Collected data entries:

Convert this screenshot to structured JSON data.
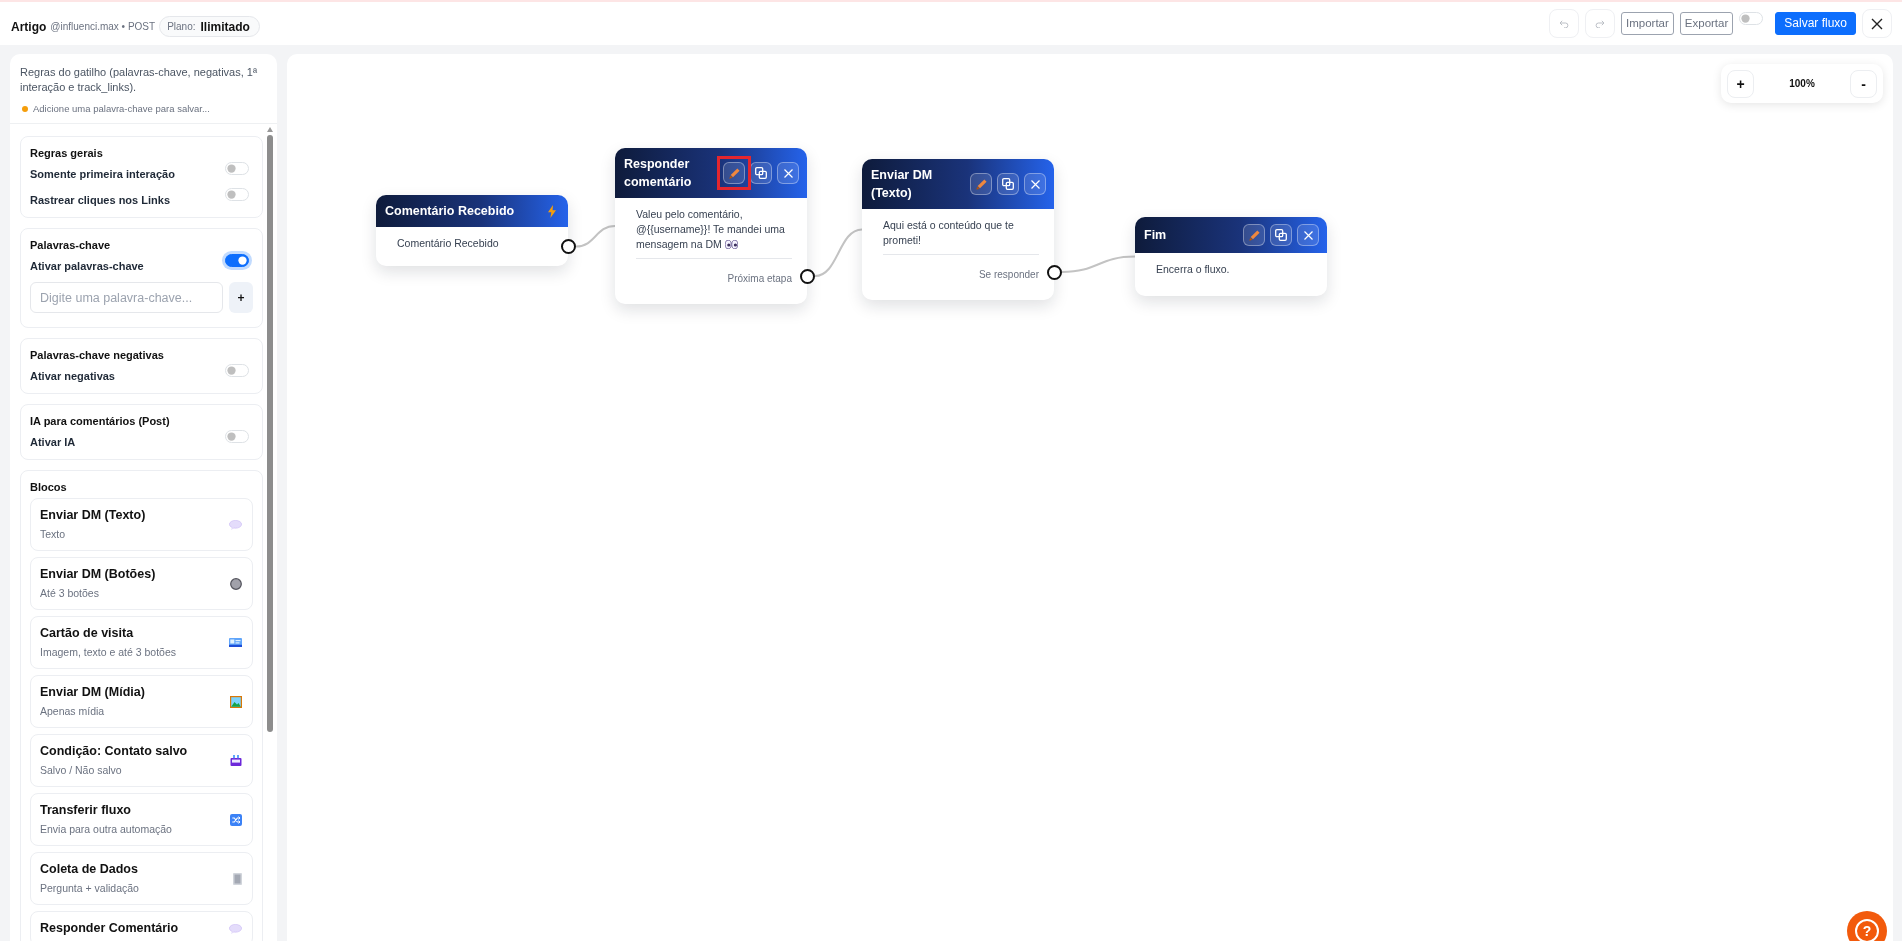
{
  "header": {
    "title": "Artigo",
    "subtitle": "@influenci.max • POST",
    "plan_label": "Plano:",
    "plan": "Ilimitado"
  },
  "toolbar": {
    "undo": {
      "disabled": true
    },
    "redo": {
      "disabled": true
    },
    "buttons": [
      {
        "label": "Importar"
      },
      {
        "label": "Exportar"
      }
    ],
    "toggle": {
      "on": false
    },
    "save": "Salvar fluxo"
  },
  "sidebar": {
    "description": "Regras do gatilho (palavras-chave, negativas, 1ª interação e track_links).",
    "warning": "Adicione uma palavra-chave para salvar...",
    "sections": [
      {
        "title": "Regras gerais",
        "toggles": [
          {
            "label": "Somente primeira interação",
            "on": false
          },
          {
            "label": "Rastrear cliques nos Links",
            "on": false
          }
        ]
      },
      {
        "title": "Palavras-chave",
        "toggles": [
          {
            "label": "Ativar palavras-chave",
            "on": true
          }
        ],
        "input": {
          "placeholder": "Digite uma palavra-chave...",
          "button": "+"
        }
      },
      {
        "title": "Palavras-chave negativas",
        "toggles": [
          {
            "label": "Ativar negativas",
            "on": false
          }
        ]
      },
      {
        "title": "IA para comentários (Post)",
        "toggles": [
          {
            "label": "Ativar IA",
            "on": false
          }
        ]
      }
    ],
    "blocks": {
      "title": "Blocos",
      "items": [
        {
          "kind": "dm_text",
          "title": "Enviar DM (Texto)",
          "subtitle": "Texto"
        },
        {
          "kind": "dm_buttons",
          "title": "Enviar DM (Botões)",
          "subtitle": "Até 3 botões"
        },
        {
          "kind": "business_card",
          "title": "Cartão de visita",
          "subtitle": "Imagem, texto e até 3 botões"
        },
        {
          "kind": "dm_media",
          "title": "Enviar DM (Mídia)",
          "subtitle": "Apenas mídia"
        },
        {
          "kind": "condition",
          "title": "Condição: Contato salvo",
          "subtitle": "Salvo / Não salvo"
        },
        {
          "kind": "transfer",
          "title": "Transferir fluxo",
          "subtitle": "Envia para outra automação"
        },
        {
          "kind": "data_collection",
          "title": "Coleta de Dados",
          "subtitle": "Pergunta + validação"
        },
        {
          "kind": "reply_comment",
          "title": "Responder Comentário"
        }
      ]
    }
  },
  "canvas": {
    "zoom": {
      "zoom_in": "+",
      "value": "100%",
      "zoom_out": "-"
    },
    "nodes": [
      {
        "kind": "trigger",
        "title": "Comentário Recebido",
        "body": "Comentário Recebido",
        "trailing_emoji": false
      },
      {
        "kind": "message",
        "title": "Responder comentário",
        "body": "Valeu pelo comentário, @{{username}}! Te mandei uma mensagem na DM",
        "trailing_emoji": true,
        "footer": "Próxima etapa",
        "actions": [
          {
            "kind": "edit",
            "highlighted": true
          },
          {
            "kind": "duplicate",
            "highlighted": false
          },
          {
            "kind": "delete",
            "highlighted": false
          }
        ]
      },
      {
        "kind": "message",
        "title": "Enviar DM (Texto)",
        "body": "Aqui está o conteúdo que te prometi!",
        "trailing_emoji": false,
        "footer": "Se responder",
        "actions": [
          {
            "kind": "edit",
            "highlighted": false
          },
          {
            "kind": "duplicate",
            "highlighted": false
          },
          {
            "kind": "delete",
            "highlighted": false
          }
        ]
      },
      {
        "kind": "end",
        "title": "Fim",
        "body": "Encerra o fluxo.",
        "trailing_emoji": false,
        "actions": [
          {
            "kind": "edit",
            "highlighted": false
          },
          {
            "kind": "duplicate",
            "highlighted": false
          },
          {
            "kind": "delete",
            "highlighted": false
          }
        ]
      }
    ],
    "help": {
      "label": "?"
    }
  }
}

Instruction —
The records above must be printed exactly; the pictures stay out.

Task output —
Convert this screenshot to structured JSON data.
{
  "header": {
    "title": "Artigo",
    "subtitle": "@influenci.max • POST",
    "plan_label": "Plano:",
    "plan": "Ilimitado"
  },
  "toolbar": {
    "undo": {
      "disabled": true
    },
    "redo": {
      "disabled": true
    },
    "buttons": [
      {
        "label": "Importar"
      },
      {
        "label": "Exportar"
      }
    ],
    "toggle": {
      "on": false
    },
    "save": "Salvar fluxo"
  },
  "sidebar": {
    "description": "Regras do gatilho (palavras-chave, negativas, 1ª interação e track_links).",
    "warning": "Adicione uma palavra-chave para salvar...",
    "sections": [
      {
        "title": "Regras gerais",
        "toggles": [
          {
            "label": "Somente primeira interação",
            "on": false
          },
          {
            "label": "Rastrear cliques nos Links",
            "on": false
          }
        ]
      },
      {
        "title": "Palavras-chave",
        "toggles": [
          {
            "label": "Ativar palavras-chave",
            "on": true
          }
        ],
        "input": {
          "placeholder": "Digite uma palavra-chave...",
          "button": "+"
        }
      },
      {
        "title": "Palavras-chave negativas",
        "toggles": [
          {
            "label": "Ativar negativas",
            "on": false
          }
        ]
      },
      {
        "title": "IA para comentários (Post)",
        "toggles": [
          {
            "label": "Ativar IA",
            "on": false
          }
        ]
      }
    ],
    "blocks": {
      "title": "Blocos",
      "items": [
        {
          "kind": "dm_text",
          "title": "Enviar DM (Texto)",
          "subtitle": "Texto"
        },
        {
          "kind": "dm_buttons",
          "title": "Enviar DM (Botões)",
          "subtitle": "Até 3 botões"
        },
        {
          "kind": "business_card",
          "title": "Cartão de visita",
          "subtitle": "Imagem, texto e até 3 botões"
        },
        {
          "kind": "dm_media",
          "title": "Enviar DM (Mídia)",
          "subtitle": "Apenas mídia"
        },
        {
          "kind": "condition",
          "title": "Condição: Contato salvo",
          "subtitle": "Salvo / Não salvo"
        },
        {
          "kind": "transfer",
          "title": "Transferir fluxo",
          "subtitle": "Envia para outra automação"
        },
        {
          "kind": "data_collection",
          "title": "Coleta de Dados",
          "subtitle": "Pergunta + validação"
        },
        {
          "kind": "reply_comment",
          "title": "Responder Comentário"
        }
      ]
    }
  },
  "canvas": {
    "zoom": {
      "zoom_in": "+",
      "value": "100%",
      "zoom_out": "-"
    },
    "nodes": [
      {
        "kind": "trigger",
        "title": "Comentário Recebido",
        "body": "Comentário Recebido",
        "trailing_emoji": false
      },
      {
        "kind": "message",
        "title": "Responder comentário",
        "body": "Valeu pelo comentário, @{{username}}! Te mandei uma mensagem na DM",
        "trailing_emoji": true,
        "footer": "Próxima etapa",
        "actions": [
          {
            "kind": "edit",
            "highlighted": true
          },
          {
            "kind": "duplicate",
            "highlighted": false
          },
          {
            "kind": "delete",
            "highlighted": false
          }
        ]
      },
      {
        "kind": "message",
        "title": "Enviar DM (Texto)",
        "body": "Aqui está o conteúdo que te prometi!",
        "trailing_emoji": false,
        "footer": "Se responder",
        "actions": [
          {
            "kind": "edit",
            "highlighted": false
          },
          {
            "kind": "duplicate",
            "highlighted": false
          },
          {
            "kind": "delete",
            "highlighted": false
          }
        ]
      },
      {
        "kind": "end",
        "title": "Fim",
        "body": "Encerra o fluxo.",
        "trailing_emoji": false,
        "actions": [
          {
            "kind": "edit",
            "highlighted": false
          },
          {
            "kind": "duplicate",
            "highlighted": false
          },
          {
            "kind": "delete",
            "highlighted": false
          }
        ]
      }
    ],
    "help": {
      "label": "?"
    }
  }
}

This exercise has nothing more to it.